Direction: Write each line exactly, from the line that holds "Give me a plain-text" through the final line of the material, and no other line.

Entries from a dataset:
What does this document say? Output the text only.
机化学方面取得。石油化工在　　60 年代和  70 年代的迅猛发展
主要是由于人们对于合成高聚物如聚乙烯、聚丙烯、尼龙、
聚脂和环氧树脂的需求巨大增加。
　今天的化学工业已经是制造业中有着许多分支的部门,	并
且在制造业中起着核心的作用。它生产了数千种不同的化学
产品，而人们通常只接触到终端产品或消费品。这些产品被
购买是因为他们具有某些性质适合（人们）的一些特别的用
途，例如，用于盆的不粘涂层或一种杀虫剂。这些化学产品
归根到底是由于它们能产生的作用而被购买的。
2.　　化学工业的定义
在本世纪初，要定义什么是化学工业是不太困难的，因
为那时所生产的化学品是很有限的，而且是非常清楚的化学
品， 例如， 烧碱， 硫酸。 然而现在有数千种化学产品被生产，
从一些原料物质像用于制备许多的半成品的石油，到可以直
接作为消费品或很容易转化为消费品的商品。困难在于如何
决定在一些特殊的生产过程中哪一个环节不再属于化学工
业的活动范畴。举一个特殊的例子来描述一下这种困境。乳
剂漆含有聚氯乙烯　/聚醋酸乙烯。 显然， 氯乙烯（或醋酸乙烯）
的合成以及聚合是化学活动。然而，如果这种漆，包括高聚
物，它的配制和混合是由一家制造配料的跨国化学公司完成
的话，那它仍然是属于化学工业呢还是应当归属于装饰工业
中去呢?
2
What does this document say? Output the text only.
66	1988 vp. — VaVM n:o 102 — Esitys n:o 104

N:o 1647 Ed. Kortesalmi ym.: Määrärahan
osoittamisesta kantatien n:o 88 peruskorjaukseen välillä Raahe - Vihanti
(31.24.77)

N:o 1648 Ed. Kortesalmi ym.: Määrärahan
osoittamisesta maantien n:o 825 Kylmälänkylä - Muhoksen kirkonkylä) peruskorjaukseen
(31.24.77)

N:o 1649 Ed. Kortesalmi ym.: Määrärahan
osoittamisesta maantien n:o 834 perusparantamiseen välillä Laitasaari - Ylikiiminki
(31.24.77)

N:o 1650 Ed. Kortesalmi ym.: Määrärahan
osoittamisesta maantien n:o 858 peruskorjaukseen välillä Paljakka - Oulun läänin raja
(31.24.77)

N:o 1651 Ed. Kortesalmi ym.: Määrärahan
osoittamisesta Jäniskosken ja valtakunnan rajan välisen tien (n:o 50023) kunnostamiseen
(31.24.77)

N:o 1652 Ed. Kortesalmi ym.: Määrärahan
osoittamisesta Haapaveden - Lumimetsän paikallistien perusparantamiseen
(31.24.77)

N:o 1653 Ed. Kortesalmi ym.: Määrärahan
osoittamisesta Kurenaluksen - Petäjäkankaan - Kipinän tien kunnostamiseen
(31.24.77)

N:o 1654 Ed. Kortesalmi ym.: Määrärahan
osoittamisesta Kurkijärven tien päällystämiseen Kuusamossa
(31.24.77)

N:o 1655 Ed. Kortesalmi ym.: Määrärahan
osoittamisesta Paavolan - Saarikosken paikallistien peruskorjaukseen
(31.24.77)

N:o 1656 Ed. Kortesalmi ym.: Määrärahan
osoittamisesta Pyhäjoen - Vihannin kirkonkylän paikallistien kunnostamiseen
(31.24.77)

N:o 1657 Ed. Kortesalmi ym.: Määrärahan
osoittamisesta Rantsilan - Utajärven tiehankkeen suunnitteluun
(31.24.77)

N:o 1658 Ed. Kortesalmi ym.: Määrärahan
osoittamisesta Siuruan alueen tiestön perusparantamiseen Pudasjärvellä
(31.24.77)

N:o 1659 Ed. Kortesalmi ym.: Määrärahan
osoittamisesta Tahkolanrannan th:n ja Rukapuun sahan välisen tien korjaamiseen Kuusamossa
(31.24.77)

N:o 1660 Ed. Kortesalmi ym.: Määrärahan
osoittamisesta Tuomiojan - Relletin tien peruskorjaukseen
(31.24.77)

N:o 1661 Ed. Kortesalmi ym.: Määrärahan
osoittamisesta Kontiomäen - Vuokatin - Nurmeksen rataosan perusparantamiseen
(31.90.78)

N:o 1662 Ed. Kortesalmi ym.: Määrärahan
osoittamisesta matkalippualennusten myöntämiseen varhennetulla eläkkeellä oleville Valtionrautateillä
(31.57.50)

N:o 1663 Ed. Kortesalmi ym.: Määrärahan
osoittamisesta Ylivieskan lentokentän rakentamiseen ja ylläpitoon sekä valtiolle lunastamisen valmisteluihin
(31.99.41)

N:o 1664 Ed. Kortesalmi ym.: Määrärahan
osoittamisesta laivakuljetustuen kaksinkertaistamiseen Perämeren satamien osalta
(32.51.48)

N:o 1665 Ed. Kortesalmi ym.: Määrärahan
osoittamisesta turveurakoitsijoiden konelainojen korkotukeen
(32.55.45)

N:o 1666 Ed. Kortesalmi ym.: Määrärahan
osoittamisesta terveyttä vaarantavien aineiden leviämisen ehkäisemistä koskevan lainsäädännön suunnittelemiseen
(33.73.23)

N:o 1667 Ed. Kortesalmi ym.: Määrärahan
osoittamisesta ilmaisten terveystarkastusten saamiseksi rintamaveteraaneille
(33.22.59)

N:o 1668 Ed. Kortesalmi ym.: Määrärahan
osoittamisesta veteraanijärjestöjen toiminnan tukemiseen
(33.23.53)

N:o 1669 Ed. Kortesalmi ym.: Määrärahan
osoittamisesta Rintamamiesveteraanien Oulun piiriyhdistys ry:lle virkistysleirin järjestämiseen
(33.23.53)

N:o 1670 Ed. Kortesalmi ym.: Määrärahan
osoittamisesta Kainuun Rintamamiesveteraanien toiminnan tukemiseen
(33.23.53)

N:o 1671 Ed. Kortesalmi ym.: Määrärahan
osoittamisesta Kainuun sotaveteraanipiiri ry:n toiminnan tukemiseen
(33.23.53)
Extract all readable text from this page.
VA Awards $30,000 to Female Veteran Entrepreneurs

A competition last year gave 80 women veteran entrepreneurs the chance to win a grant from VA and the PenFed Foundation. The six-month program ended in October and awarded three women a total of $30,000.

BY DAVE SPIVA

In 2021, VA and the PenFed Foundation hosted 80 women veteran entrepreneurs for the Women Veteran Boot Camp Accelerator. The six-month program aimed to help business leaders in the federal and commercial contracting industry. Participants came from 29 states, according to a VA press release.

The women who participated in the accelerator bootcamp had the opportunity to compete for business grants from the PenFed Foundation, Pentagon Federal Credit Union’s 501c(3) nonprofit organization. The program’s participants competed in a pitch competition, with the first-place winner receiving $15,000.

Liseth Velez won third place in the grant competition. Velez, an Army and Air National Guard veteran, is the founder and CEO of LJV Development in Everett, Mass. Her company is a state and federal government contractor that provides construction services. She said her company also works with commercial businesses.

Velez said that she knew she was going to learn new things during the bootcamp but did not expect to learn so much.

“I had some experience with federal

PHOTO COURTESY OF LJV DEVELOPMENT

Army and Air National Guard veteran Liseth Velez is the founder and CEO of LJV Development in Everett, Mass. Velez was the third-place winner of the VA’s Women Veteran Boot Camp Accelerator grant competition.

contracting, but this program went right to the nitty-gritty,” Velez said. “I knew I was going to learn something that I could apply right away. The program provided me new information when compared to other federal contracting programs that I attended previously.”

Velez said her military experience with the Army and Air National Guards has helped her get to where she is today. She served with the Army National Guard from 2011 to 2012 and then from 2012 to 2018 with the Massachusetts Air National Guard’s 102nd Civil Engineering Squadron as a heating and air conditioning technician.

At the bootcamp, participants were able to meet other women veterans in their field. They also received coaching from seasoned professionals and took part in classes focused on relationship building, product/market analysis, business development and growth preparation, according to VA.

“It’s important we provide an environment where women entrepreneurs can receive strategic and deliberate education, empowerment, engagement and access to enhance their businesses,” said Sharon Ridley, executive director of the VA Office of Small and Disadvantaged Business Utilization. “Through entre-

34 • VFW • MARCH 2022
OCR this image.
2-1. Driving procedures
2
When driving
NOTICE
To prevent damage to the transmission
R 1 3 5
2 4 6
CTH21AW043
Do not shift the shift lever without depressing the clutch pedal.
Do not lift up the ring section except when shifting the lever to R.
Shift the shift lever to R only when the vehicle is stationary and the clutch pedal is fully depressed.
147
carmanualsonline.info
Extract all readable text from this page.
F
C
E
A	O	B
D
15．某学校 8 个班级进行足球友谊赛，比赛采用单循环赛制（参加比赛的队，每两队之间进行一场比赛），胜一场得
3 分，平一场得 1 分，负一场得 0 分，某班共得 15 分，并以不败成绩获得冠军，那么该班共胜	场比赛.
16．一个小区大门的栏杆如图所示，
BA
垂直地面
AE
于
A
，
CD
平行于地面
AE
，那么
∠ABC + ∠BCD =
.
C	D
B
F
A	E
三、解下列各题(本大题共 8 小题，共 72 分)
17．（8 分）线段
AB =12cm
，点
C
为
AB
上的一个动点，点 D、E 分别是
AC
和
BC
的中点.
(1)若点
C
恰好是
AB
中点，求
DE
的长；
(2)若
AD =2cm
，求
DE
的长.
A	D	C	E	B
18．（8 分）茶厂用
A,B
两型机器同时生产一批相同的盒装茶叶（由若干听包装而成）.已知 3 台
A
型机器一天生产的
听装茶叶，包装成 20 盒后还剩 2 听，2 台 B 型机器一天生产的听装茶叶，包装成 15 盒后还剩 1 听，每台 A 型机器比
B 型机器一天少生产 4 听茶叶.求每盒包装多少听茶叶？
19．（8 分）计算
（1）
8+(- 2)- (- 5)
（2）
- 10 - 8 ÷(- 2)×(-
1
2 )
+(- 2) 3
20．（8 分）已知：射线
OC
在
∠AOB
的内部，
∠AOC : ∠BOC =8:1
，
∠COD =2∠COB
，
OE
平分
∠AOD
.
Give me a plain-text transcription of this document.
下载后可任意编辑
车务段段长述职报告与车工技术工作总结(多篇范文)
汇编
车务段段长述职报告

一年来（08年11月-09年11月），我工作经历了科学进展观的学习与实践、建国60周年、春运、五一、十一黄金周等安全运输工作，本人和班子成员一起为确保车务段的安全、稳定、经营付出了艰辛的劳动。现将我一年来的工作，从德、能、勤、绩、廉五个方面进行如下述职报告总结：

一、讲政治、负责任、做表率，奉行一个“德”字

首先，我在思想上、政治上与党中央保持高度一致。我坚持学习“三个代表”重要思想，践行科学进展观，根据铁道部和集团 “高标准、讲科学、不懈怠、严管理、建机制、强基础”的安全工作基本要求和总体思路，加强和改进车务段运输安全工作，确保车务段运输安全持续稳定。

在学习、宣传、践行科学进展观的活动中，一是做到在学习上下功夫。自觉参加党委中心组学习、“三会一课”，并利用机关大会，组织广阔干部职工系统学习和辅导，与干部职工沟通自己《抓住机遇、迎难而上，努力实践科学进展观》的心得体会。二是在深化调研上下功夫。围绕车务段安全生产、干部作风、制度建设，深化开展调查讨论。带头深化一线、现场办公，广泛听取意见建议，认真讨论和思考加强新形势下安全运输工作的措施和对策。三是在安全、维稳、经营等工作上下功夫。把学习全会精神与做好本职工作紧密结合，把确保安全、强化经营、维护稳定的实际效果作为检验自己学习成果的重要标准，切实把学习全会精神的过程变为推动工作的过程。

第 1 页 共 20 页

Exercise solution:
Give me a plain-text transcription of this document.
下载后可任意编辑
车务段段长述职报告与车工技术工作总结(多篇范文)
汇编
车务段段长述职报告

一年来（08年11月-09年11月），我工作经历了科学进展观的学习与实践、建国60周年、春运、五一、十一黄金周等安全运输工作，本人和班子成员一起为确保车务段的安全、稳定、经营付出了艰辛的劳动。现将我一年来的工作，从德、能、勤、绩、廉五个方面进行如下述职报告总结：

一、讲政治、负责任、做表率，奉行一个“德”字

首先，我在思想上、政治上与党中央保持高度一致。我坚持学习“三个代表”重要思想，践行科学进展观，根据铁道部和集团 “高标准、讲科学、不懈怠、严管理、建机制、强基础”的安全工作基本要求和总体思路，加强和改进车务段运输安全工作，确保车务段运输安全持续稳定。

在学习、宣传、践行科学进展观的活动中，一是做到在学习上下功夫。自觉参加党委中心组学习、“三会一课”，并利用机关大会，组织广阔干部职工系统学习和辅导，与干部职工沟通自己《抓住机遇、迎难而上，努力实践科学进展观》的心得体会。二是在深化调研上下功夫。围绕车务段安全生产、干部作风、制度建设，深化开展调查讨论。带头深化一线、现场办公，广泛听取意见建议，认真讨论和思考加强新形势下安全运输工作的措施和对策。三是在安全、维稳、经营等工作上下功夫。把学习全会精神与做好本职工作紧密结合，把确保安全、强化经营、维护稳定的实际效果作为检验自己学习成果的重要标准，切实把学习全会精神的过程变为推动工作的过程。

第 1 页 共 20 页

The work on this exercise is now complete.